#### Task requirements:
Extract the full set of records, then give each one again exactly.

#### Data for this task:
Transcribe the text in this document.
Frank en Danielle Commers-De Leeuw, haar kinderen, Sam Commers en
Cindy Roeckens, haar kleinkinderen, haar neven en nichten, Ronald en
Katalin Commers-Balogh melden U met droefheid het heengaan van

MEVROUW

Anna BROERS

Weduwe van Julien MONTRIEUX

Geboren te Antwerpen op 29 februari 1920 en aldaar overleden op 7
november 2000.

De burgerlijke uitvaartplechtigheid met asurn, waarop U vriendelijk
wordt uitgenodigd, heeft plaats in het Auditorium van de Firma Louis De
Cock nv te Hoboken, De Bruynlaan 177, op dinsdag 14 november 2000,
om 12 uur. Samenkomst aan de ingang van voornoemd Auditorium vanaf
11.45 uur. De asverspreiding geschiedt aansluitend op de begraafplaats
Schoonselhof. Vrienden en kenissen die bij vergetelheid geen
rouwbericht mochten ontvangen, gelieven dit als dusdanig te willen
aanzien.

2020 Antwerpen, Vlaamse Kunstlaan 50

#### Solution for this problem:
Transcribe the text in this document.
Frank en Danielle Commers-De Leeuw, haar kinderen, Sam Commers en
Cindy Roeckens, haar kleinkinderen, haar neven en nichten, Ronald en
Katalin Commers-Balogh melden U met droefheid het heengaan van

MEVROUW

Anna BROERS

Weduwe van Julien MONTRIEUX

Geboren te Antwerpen op 29 februari 1920 en aldaar overleden op 7
november 2000.

De burgerlijke uitvaartplechtigheid met asurn, waarop U vriendelijk
wordt uitgenodigd, heeft plaats in het Auditorium van de Firma Louis De
Cock nv te Hoboken, De Bruynlaan 177, op dinsdag 14 november 2000,
om 12 uur. Samenkomst aan de ingang van voornoemd Auditorium vanaf
11.45 uur. De asverspreiding geschiedt aansluitend op de begraafplaats
Schoonselhof. Vrienden en kenissen die bij vergetelheid geen
rouwbericht mochten ontvangen, gelieven dit als dusdanig te willen
aanzien.

2020 Antwerpen, Vlaamse Kunstlaan 50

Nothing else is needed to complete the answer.